» Direction
Identify all lines in the data containing the string "Customize". Copy them out.

» Available data
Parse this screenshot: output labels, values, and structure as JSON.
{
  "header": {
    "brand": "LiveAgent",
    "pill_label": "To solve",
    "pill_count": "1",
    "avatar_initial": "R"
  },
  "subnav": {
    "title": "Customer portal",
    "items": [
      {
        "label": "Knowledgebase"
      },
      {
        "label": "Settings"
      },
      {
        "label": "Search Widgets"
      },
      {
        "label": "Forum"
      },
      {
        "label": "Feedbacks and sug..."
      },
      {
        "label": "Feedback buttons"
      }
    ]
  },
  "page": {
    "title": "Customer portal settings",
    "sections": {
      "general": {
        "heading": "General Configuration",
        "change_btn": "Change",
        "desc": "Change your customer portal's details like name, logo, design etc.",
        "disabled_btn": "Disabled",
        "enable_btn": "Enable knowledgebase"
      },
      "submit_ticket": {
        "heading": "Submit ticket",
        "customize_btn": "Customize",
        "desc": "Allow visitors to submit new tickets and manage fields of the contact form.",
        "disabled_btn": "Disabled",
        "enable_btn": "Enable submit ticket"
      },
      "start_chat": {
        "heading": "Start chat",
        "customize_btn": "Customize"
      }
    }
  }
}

...

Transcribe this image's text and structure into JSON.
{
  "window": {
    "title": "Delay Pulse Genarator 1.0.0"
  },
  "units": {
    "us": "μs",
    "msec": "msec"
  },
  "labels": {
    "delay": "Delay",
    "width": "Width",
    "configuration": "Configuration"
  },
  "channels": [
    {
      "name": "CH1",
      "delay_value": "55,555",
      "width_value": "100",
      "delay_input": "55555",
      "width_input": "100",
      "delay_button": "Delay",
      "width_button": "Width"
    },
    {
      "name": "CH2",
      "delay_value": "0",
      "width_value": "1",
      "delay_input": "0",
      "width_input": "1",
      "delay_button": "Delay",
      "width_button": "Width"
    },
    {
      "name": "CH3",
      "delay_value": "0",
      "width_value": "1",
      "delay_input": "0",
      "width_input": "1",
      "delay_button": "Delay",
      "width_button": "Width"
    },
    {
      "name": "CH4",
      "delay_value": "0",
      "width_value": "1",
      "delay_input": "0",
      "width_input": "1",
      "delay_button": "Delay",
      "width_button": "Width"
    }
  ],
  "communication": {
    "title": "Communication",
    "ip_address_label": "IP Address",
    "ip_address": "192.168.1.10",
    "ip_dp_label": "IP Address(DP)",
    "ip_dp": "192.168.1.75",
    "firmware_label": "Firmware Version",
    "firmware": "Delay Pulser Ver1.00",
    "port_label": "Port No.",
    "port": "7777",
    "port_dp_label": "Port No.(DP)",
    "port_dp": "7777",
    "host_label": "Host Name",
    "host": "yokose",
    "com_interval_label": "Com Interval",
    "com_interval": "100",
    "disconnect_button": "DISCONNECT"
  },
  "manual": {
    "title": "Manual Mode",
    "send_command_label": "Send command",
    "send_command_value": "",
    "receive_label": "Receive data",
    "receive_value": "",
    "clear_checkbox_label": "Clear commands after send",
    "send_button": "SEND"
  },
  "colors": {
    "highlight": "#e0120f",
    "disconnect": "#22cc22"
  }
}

---

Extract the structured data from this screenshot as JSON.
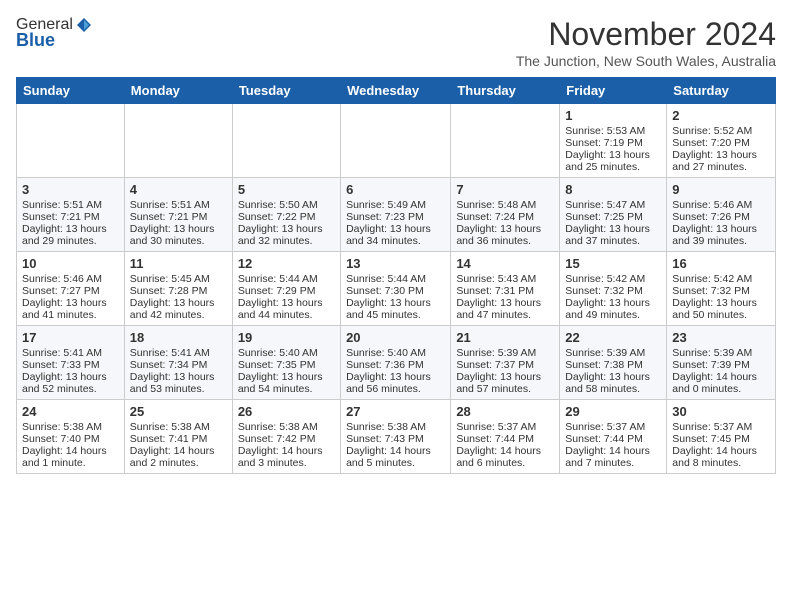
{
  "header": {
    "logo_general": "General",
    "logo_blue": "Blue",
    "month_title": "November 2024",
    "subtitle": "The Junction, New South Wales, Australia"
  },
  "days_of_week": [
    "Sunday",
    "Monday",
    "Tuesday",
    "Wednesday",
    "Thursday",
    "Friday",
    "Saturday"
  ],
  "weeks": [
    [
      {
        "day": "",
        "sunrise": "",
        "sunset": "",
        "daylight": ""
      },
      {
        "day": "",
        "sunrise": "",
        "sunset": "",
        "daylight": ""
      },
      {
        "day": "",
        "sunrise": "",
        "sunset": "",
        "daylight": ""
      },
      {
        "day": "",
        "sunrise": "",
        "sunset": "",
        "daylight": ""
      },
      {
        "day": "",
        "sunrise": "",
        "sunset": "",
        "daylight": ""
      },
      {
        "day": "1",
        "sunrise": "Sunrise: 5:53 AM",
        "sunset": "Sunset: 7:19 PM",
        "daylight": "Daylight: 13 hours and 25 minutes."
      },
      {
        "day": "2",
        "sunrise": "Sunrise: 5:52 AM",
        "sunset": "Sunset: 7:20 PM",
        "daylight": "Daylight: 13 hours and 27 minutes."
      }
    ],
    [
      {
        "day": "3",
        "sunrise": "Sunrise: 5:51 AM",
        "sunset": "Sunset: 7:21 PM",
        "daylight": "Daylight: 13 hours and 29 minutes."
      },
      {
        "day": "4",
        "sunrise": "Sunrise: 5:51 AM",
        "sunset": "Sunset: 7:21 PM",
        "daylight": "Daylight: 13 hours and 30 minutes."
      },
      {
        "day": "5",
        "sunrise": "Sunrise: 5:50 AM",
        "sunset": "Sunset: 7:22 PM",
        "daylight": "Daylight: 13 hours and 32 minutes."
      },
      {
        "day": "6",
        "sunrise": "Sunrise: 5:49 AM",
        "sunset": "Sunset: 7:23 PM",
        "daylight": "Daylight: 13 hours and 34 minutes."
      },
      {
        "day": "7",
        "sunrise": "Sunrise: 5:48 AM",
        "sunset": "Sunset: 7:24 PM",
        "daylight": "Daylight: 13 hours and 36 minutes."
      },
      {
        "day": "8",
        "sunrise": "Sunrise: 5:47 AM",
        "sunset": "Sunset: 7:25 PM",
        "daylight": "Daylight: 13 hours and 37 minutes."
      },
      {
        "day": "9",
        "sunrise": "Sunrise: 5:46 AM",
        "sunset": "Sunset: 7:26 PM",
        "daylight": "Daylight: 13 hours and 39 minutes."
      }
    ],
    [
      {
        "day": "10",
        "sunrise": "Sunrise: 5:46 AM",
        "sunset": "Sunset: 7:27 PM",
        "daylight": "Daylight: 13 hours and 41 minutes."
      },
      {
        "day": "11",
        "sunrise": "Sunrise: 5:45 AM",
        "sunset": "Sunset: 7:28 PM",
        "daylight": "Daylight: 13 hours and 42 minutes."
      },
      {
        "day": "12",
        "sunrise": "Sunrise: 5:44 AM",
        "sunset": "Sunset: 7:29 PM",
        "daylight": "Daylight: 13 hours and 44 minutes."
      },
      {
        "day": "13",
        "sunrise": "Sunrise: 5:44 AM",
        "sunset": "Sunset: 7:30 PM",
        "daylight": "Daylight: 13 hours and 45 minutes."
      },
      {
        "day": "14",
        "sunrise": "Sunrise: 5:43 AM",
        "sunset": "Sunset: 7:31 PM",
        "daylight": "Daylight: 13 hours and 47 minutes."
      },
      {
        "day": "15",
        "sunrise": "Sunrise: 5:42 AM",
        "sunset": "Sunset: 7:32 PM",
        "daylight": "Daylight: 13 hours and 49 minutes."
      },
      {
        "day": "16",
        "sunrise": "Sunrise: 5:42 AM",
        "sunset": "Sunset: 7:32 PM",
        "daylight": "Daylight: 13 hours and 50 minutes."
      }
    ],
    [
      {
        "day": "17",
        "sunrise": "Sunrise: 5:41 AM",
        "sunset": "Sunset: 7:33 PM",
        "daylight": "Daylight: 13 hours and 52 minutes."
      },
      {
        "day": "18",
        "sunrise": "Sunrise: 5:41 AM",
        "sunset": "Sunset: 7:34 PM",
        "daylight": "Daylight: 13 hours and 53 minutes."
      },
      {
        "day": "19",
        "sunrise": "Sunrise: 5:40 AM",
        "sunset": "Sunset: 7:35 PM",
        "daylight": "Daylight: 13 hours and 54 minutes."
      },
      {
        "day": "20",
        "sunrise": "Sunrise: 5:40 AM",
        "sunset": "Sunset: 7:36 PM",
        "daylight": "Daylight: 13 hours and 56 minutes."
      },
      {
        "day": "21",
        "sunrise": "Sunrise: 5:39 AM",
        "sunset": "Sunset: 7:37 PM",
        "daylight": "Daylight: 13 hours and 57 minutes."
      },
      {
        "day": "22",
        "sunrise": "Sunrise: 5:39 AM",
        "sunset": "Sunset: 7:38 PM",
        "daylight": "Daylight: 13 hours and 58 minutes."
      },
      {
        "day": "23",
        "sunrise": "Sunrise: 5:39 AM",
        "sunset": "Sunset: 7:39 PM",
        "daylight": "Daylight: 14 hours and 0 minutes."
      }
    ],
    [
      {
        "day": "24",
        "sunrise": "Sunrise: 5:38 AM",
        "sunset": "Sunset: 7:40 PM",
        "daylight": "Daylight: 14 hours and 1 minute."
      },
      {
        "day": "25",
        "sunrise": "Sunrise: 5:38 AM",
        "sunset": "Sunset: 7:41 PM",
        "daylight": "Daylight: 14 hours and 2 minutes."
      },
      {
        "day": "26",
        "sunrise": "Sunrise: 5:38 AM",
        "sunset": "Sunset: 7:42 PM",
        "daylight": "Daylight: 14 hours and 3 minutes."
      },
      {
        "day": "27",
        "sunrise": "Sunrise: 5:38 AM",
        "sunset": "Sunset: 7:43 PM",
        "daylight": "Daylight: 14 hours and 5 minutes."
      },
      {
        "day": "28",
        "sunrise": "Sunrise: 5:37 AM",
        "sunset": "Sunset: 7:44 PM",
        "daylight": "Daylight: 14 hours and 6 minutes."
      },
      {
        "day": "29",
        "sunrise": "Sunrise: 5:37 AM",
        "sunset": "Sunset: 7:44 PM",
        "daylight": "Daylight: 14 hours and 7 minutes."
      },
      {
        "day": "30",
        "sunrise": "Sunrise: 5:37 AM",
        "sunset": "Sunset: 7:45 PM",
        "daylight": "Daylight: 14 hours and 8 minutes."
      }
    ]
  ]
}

» Response to this task
        "customize_btn": "Customize",
        "customize_btn": "Customize"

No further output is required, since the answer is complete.